• **Written task**:
In the entries below, find the lines that contain the word "category" and copy them.

• **Supplied data**:
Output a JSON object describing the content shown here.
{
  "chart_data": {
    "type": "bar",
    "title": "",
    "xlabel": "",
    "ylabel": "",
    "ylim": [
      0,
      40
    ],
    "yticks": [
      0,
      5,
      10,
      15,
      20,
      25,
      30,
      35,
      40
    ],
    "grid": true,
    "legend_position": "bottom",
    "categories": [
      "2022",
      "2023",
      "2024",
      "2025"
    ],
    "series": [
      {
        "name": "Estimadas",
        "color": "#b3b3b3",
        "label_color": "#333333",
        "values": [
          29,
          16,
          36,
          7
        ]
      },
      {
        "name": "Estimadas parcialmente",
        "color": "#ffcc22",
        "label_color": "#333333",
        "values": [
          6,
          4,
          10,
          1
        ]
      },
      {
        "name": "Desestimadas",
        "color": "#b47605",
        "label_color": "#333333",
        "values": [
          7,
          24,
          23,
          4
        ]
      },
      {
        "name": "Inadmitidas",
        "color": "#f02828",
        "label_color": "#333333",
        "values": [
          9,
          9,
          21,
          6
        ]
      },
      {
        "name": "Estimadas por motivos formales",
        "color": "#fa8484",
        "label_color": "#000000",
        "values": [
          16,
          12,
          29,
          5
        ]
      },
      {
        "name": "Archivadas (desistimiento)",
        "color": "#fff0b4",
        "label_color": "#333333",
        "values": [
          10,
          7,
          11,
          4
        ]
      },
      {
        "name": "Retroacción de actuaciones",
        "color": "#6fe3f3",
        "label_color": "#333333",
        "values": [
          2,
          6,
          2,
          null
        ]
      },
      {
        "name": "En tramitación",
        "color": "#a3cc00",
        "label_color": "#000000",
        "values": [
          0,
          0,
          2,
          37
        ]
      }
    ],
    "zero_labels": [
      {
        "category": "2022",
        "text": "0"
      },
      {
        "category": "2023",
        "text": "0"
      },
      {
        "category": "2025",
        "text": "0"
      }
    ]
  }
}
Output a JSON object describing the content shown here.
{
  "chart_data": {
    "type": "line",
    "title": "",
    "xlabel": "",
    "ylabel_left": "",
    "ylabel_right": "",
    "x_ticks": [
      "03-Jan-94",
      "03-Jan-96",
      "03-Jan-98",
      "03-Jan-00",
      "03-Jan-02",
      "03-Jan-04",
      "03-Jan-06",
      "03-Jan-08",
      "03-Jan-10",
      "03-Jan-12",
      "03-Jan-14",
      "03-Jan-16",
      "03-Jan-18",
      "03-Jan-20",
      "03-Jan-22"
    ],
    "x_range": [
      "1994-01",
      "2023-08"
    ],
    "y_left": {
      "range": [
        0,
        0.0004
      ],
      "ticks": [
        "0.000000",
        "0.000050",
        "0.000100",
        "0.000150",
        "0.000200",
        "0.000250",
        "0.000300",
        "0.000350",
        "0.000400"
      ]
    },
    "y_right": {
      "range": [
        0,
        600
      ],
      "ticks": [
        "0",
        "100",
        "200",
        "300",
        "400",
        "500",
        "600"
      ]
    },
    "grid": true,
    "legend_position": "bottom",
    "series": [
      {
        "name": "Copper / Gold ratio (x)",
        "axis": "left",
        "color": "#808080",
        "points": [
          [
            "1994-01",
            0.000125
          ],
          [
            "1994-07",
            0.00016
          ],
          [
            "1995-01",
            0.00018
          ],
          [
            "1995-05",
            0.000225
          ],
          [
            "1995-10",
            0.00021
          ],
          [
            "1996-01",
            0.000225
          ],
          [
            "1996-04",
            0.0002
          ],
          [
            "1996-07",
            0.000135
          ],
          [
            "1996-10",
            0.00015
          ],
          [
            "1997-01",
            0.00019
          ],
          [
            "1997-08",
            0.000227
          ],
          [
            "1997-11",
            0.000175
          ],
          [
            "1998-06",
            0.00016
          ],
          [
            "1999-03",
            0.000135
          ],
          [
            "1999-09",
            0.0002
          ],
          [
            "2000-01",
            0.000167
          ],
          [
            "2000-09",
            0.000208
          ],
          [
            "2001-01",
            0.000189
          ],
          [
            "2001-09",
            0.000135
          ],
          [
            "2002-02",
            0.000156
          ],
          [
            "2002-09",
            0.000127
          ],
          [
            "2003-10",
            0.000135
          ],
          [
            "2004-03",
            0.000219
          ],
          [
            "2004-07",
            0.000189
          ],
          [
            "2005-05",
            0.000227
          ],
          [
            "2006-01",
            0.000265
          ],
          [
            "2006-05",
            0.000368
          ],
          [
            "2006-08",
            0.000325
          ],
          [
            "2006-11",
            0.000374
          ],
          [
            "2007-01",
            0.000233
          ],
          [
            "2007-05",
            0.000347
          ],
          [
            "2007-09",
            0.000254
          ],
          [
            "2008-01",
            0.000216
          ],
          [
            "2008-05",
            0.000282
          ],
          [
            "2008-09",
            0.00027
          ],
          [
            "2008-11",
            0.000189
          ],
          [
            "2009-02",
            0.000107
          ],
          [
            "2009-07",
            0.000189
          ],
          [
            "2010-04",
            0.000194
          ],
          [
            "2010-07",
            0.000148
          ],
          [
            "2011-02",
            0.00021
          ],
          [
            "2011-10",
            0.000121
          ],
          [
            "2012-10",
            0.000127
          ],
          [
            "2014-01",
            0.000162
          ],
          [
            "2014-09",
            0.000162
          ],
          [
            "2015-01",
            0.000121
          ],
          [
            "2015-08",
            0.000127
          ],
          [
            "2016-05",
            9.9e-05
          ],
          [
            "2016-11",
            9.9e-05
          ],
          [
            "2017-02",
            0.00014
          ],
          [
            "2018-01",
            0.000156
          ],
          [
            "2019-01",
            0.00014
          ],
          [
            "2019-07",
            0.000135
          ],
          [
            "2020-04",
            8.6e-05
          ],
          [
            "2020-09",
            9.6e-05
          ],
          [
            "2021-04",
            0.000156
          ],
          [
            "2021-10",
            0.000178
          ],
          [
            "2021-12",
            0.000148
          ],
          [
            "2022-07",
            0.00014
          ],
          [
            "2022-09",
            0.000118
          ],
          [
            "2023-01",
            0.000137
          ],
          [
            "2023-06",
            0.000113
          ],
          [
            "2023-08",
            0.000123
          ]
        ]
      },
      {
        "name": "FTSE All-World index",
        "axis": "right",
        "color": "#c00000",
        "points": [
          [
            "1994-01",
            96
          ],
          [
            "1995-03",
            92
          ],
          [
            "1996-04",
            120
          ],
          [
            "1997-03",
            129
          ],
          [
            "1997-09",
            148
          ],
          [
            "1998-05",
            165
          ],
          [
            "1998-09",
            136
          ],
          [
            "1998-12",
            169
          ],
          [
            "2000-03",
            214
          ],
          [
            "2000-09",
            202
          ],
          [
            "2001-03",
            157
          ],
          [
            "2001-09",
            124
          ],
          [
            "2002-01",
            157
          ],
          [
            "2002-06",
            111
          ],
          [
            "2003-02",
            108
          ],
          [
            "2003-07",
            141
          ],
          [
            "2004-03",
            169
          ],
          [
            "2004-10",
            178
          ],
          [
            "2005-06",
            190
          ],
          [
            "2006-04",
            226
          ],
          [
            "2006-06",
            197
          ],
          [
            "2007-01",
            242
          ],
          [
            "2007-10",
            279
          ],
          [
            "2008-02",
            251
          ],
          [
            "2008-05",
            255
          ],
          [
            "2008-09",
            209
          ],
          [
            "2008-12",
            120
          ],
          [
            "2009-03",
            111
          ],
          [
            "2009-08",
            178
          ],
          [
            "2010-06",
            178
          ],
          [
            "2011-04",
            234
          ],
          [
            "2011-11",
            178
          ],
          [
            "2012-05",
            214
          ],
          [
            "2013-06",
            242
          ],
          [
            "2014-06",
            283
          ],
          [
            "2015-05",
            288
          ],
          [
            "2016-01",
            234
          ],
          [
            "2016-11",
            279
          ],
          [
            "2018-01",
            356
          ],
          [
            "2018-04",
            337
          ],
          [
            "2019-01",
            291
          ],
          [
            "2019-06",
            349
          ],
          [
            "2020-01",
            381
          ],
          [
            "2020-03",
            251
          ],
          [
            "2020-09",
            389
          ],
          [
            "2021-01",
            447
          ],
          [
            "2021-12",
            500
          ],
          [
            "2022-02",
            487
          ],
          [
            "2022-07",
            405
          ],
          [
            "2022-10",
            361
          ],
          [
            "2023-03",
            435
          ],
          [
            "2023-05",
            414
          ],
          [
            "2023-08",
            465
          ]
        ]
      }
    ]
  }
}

• **Output for this exercise**:
        "category": "2022",
        "category": "2023",
        "category": "2025",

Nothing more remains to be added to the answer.